- [STATED GOAL]
For every line in the records that has the word "date", make a copy.

- [RECORD LIST]
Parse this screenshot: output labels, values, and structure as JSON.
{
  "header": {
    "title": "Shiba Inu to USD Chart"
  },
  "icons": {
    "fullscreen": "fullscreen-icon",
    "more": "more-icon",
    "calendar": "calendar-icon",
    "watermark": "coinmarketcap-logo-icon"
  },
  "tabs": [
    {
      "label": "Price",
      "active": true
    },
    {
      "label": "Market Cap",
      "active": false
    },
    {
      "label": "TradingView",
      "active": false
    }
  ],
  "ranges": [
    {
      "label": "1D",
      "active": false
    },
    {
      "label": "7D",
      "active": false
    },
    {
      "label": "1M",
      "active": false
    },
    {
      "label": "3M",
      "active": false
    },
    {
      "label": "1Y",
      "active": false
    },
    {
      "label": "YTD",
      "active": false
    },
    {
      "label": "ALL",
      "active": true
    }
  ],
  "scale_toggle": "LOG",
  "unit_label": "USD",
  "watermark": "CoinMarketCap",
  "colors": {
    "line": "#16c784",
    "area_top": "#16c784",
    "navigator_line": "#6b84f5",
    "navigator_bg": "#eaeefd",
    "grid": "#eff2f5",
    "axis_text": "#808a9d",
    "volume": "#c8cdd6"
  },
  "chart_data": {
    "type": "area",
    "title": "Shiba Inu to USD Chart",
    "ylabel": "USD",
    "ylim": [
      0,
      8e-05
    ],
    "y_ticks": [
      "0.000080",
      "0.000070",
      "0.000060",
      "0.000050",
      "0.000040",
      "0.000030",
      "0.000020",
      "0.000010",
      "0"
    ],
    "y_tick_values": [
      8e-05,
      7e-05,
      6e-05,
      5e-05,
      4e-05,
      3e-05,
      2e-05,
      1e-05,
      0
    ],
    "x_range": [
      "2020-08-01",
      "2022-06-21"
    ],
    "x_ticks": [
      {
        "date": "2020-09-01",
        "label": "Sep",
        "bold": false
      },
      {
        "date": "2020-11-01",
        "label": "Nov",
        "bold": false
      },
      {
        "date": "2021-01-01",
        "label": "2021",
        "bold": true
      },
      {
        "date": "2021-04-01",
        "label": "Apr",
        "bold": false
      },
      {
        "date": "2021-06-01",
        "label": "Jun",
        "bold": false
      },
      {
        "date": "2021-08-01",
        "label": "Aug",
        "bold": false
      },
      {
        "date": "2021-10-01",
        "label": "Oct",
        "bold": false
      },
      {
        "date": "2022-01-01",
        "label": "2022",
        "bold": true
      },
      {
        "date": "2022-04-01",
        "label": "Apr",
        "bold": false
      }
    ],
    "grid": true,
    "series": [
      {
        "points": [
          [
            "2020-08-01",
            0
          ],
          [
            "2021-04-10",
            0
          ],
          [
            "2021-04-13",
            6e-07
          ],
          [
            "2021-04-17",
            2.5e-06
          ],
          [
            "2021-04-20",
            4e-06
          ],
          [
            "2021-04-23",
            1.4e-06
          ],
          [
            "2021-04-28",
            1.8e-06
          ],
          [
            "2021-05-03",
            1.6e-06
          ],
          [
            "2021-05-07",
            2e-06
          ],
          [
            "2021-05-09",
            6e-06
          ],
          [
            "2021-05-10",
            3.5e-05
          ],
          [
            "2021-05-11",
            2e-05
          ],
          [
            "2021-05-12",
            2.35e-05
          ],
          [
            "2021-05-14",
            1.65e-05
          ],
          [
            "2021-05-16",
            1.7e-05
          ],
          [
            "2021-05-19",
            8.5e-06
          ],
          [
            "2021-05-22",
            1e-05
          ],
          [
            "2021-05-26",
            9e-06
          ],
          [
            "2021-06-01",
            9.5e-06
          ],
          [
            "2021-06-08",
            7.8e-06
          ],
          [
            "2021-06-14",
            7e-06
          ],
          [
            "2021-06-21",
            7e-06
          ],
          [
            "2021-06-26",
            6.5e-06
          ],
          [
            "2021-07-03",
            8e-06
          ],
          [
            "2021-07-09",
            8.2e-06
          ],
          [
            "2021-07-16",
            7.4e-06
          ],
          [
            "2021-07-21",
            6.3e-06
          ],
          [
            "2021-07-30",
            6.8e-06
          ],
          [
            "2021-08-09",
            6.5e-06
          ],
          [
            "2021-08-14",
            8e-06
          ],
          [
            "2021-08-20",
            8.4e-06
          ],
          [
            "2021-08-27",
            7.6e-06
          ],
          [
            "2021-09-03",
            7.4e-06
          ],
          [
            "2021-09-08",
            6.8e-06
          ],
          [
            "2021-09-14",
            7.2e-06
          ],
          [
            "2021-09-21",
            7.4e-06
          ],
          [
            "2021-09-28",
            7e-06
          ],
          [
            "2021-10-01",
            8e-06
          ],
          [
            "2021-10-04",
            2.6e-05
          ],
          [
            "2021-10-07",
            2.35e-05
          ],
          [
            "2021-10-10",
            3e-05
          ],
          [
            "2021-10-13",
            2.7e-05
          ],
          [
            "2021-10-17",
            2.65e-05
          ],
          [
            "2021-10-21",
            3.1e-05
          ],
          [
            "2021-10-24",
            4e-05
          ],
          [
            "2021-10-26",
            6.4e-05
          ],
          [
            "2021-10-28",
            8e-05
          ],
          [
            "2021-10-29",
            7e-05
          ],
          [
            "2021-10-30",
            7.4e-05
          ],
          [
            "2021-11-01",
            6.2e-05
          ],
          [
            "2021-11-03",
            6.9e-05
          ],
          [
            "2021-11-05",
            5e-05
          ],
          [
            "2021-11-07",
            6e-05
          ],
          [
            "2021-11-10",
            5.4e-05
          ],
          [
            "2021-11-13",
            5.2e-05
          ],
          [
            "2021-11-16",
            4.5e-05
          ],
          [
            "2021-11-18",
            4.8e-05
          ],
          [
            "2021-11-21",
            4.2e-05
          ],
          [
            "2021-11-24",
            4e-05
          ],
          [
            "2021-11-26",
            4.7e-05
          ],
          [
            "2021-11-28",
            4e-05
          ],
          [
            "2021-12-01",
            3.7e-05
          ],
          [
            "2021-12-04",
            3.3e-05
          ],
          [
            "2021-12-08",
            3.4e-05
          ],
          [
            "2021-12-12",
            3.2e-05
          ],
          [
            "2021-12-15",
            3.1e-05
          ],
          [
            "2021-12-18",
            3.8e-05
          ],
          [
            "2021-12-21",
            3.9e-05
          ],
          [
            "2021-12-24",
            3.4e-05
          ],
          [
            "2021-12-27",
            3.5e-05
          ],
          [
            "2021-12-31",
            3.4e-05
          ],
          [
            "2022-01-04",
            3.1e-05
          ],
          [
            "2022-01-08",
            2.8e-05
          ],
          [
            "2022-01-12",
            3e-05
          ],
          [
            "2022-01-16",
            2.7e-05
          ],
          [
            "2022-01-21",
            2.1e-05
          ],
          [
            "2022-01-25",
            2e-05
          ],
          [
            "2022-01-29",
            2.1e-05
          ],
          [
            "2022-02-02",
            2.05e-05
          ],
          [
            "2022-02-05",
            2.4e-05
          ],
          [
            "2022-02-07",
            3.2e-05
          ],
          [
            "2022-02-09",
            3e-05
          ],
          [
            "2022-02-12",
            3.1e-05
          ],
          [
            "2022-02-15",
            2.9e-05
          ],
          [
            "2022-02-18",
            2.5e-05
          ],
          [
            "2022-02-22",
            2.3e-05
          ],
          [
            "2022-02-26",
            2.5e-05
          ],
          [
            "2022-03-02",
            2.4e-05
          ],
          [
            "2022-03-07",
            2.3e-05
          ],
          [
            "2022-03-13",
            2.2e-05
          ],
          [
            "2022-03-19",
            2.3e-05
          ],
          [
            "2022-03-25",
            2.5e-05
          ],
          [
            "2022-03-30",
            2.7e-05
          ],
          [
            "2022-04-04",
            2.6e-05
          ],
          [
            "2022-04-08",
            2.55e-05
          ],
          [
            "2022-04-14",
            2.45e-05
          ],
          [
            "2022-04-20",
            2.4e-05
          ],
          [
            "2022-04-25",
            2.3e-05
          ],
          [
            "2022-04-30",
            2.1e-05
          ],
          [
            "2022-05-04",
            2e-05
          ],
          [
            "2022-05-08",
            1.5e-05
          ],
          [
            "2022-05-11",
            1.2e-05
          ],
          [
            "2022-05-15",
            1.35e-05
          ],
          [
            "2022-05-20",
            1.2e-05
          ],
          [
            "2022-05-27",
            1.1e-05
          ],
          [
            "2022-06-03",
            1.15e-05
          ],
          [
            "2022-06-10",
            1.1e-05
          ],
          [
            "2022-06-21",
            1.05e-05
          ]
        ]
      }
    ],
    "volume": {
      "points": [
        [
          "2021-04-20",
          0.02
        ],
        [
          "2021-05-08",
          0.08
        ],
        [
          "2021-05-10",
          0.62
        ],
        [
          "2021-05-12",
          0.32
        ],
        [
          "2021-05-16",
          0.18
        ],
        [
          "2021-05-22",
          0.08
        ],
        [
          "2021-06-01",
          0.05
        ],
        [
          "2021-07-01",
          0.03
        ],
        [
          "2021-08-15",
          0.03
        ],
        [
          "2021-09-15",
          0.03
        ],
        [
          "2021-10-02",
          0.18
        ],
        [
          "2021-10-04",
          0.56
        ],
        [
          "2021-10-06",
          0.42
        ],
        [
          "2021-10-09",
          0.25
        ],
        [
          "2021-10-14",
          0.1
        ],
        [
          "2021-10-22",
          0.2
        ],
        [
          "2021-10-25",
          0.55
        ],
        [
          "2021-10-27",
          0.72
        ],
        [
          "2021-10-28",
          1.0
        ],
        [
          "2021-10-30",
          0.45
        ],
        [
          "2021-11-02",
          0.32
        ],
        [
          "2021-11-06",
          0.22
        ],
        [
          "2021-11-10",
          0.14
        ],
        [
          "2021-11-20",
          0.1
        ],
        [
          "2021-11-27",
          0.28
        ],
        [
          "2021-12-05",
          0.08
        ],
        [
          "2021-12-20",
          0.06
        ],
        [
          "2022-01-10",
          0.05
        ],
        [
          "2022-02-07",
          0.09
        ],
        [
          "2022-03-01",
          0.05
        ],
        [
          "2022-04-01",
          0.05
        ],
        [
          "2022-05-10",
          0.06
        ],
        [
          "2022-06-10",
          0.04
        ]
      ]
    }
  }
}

- [FINISHED EXERCISE]
        "date": "2020-09-01",
        "date": "2020-11-01",
        "date": "2021-01-01",
        "date": "2021-04-01",
        "date": "2021-06-01",
        "date": "2021-08-01",
        "date": "2021-10-01",
        "date": "2022-01-01",
        "date": "2022-04-01",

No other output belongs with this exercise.